**The request**
Copy out every line of the data exactly.

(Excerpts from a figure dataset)
%%

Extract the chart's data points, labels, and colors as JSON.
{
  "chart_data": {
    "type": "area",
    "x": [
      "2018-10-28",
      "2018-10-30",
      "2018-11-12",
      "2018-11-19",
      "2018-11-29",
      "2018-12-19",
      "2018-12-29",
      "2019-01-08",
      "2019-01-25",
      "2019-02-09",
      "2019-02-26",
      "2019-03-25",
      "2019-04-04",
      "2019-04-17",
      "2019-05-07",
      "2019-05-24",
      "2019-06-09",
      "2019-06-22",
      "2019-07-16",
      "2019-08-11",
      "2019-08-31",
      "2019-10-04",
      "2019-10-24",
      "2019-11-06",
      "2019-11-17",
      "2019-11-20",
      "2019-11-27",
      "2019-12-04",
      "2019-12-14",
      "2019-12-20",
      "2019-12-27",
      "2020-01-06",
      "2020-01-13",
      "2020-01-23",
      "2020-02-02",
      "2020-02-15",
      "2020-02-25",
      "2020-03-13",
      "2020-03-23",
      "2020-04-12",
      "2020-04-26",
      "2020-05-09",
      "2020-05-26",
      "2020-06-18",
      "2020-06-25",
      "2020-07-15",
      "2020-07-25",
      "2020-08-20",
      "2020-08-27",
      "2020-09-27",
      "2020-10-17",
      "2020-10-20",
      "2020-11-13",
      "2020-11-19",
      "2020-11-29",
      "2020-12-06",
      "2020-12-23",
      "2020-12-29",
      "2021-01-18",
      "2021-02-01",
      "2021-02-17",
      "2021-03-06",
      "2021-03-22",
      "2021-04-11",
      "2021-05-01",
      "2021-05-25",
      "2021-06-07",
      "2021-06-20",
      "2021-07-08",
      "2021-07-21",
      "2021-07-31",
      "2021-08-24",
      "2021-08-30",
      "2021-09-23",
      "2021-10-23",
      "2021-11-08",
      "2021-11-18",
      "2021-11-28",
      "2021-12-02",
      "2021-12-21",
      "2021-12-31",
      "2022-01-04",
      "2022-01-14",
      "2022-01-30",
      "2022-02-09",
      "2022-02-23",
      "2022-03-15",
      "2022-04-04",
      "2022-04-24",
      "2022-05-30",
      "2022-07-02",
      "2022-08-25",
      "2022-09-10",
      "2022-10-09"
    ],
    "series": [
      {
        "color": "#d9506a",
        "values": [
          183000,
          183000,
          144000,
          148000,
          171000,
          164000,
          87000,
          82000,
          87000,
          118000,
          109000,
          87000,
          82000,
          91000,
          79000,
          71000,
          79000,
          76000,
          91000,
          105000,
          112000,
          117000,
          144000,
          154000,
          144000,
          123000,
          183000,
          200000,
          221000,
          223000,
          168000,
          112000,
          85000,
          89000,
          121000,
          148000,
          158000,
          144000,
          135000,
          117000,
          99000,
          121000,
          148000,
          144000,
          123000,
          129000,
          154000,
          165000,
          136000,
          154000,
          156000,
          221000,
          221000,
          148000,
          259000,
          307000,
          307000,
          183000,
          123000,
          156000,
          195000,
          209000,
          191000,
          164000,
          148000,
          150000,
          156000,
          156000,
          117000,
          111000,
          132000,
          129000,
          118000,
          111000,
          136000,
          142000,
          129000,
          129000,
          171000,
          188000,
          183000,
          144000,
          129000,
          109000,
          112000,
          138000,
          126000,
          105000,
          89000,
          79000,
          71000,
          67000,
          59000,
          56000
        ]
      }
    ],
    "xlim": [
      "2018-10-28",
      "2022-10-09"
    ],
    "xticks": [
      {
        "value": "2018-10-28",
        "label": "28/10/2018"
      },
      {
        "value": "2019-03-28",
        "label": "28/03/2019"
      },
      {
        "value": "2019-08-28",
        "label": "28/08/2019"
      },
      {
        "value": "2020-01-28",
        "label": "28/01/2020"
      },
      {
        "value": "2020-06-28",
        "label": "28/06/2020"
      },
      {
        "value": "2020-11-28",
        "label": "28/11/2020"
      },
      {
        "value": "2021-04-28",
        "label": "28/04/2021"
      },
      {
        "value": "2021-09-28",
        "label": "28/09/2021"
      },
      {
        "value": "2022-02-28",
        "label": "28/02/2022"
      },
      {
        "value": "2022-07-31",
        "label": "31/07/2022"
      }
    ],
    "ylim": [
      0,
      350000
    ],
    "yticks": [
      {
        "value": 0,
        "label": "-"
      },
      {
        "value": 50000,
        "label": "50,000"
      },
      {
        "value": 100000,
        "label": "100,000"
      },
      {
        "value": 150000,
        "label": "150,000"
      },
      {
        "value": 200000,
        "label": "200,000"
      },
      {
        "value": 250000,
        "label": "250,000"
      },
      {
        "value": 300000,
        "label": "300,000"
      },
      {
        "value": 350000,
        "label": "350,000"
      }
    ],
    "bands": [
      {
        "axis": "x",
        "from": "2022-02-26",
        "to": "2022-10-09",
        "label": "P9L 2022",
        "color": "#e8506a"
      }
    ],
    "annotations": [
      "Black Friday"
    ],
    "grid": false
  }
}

%%

**The completed task**
Extract the chart's data points, labels, and colors as JSON.
{
  "chart_data": {
    "type": "area",
    "x": [
      "2018-10-28",
      "2018-10-30",
      "2018-11-12",
      "2018-11-19",
      "2018-11-29",
      "2018-12-19",
      "2018-12-29",
      "2019-01-08",
      "2019-01-25",
      "2019-02-09",
      "2019-02-26",
      "2019-03-25",
      "2019-04-04",
      "2019-04-17",
      "2019-05-07",
      "2019-05-24",
      "2019-06-09",
      "2019-06-22",
      "2019-07-16",
      "2019-08-11",
      "2019-08-31",
      "2019-10-04",
      "2019-10-24",
      "2019-11-06",
      "2019-11-17",
      "2019-11-20",
      "2019-11-27",
      "2019-12-04",
      "2019-12-14",
      "2019-12-20",
      "2019-12-27",
      "2020-01-06",
      "2020-01-13",
      "2020-01-23",
      "2020-02-02",
      "2020-02-15",
      "2020-02-25",
      "2020-03-13",
      "2020-03-23",
      "2020-04-12",
      "2020-04-26",
      "2020-05-09",
      "2020-05-26",
      "2020-06-18",
      "2020-06-25",
      "2020-07-15",
      "2020-07-25",
      "2020-08-20",
      "2020-08-27",
      "2020-09-27",
      "2020-10-17",
      "2020-10-20",
      "2020-11-13",
      "2020-11-19",
      "2020-11-29",
      "2020-12-06",
      "2020-12-23",
      "2020-12-29",
      "2021-01-18",
      "2021-02-01",
      "2021-02-17",
      "2021-03-06",
      "2021-03-22",
      "2021-04-11",
      "2021-05-01",
      "2021-05-25",
      "2021-06-07",
      "2021-06-20",
      "2021-07-08",
      "2021-07-21",
      "2021-07-31",
      "2021-08-24",
      "2021-08-30",
      "2021-09-23",
      "2021-10-23",
      "2021-11-08",
      "2021-11-18",
      "2021-11-28",
      "2021-12-02",
      "2021-12-21",
      "2021-12-31",
      "2022-01-04",
      "2022-01-14",
      "2022-01-30",
      "2022-02-09",
      "2022-02-23",
      "2022-03-15",
      "2022-04-04",
      "2022-04-24",
      "2022-05-30",
      "2022-07-02",
      "2022-08-25",
      "2022-09-10",
      "2022-10-09"
    ],
    "series": [
      {
        "color": "#d9506a",
        "values": [
          183000,
          183000,
          144000,
          148000,
          171000,
          164000,
          87000,
          82000,
          87000,
          118000,
          109000,
          87000,
          82000,
          91000,
          79000,
          71000,
          79000,
          76000,
          91000,
          105000,
          112000,
          117000,
          144000,
          154000,
          144000,
          123000,
          183000,
          200000,
          221000,
          223000,
          168000,
          112000,
          85000,
          89000,
          121000,
          148000,
          158000,
          144000,
          135000,
          117000,
          99000,
          121000,
          148000,
          144000,
          123000,
          129000,
          154000,
          165000,
          136000,
          154000,
          156000,
          221000,
          221000,
          148000,
          259000,
          307000,
          307000,
          183000,
          123000,
          156000,
          195000,
          209000,
          191000,
          164000,
          148000,
          150000,
          156000,
          156000,
          117000,
          111000,
          132000,
          129000,
          118000,
          111000,
          136000,
          142000,
          129000,
          129000,
          171000,
          188000,
          183000,
          144000,
          129000,
          109000,
          112000,
          138000,
          126000,
          105000,
          89000,
          79000,
          71000,
          67000,
          59000,
          56000
        ]
      }
    ],
    "xlim": [
      "2018-10-28",
      "2022-10-09"
    ],
    "xticks": [
      {
        "value": "2018-10-28",
        "label": "28/10/2018"
      },
      {
        "value": "2019-03-28",
        "label": "28/03/2019"
      },
      {
        "value": "2019-08-28",
        "label": "28/08/2019"
      },
      {
        "value": "2020-01-28",
        "label": "28/01/2020"
      },
      {
        "value": "2020-06-28",
        "label": "28/06/2020"
      },
      {
        "value": "2020-11-28",
        "label": "28/11/2020"
      },
      {
        "value": "2021-04-28",
        "label": "28/04/2021"
      },
      {
        "value": "2021-09-28",
        "label": "28/09/2021"
      },
      {
        "value": "2022-02-28",
        "label": "28/02/2022"
      },
      {
        "value": "2022-07-31",
        "label": "31/07/2022"
      }
    ],
    "ylim": [
      0,
      350000
    ],
    "yticks": [
      {
        "value": 0,
        "label": "-"
      },
      {
        "value": 50000,
        "label": "50,000"
      },
      {
        "value": 100000,
        "label": "100,000"
      },
      {
        "value": 150000,
        "label": "150,000"
      },
      {
        "value": 200000,
        "label": "200,000"
      },
      {
        "value": 250000,
        "label": "250,000"
      },
      {
        "value": 300000,
        "label": "300,000"
      },
      {
        "value": 350000,
        "label": "350,000"
      }
    ],
    "bands": [
      {
        "axis": "x",
        "from": "2022-02-26",
        "to": "2022-10-09",
        "label": "P9L 2022",
        "color": "#e8506a"
      }
    ],
    "annotations": [
      "Black Friday"
    ],
    "grid": false
  }
}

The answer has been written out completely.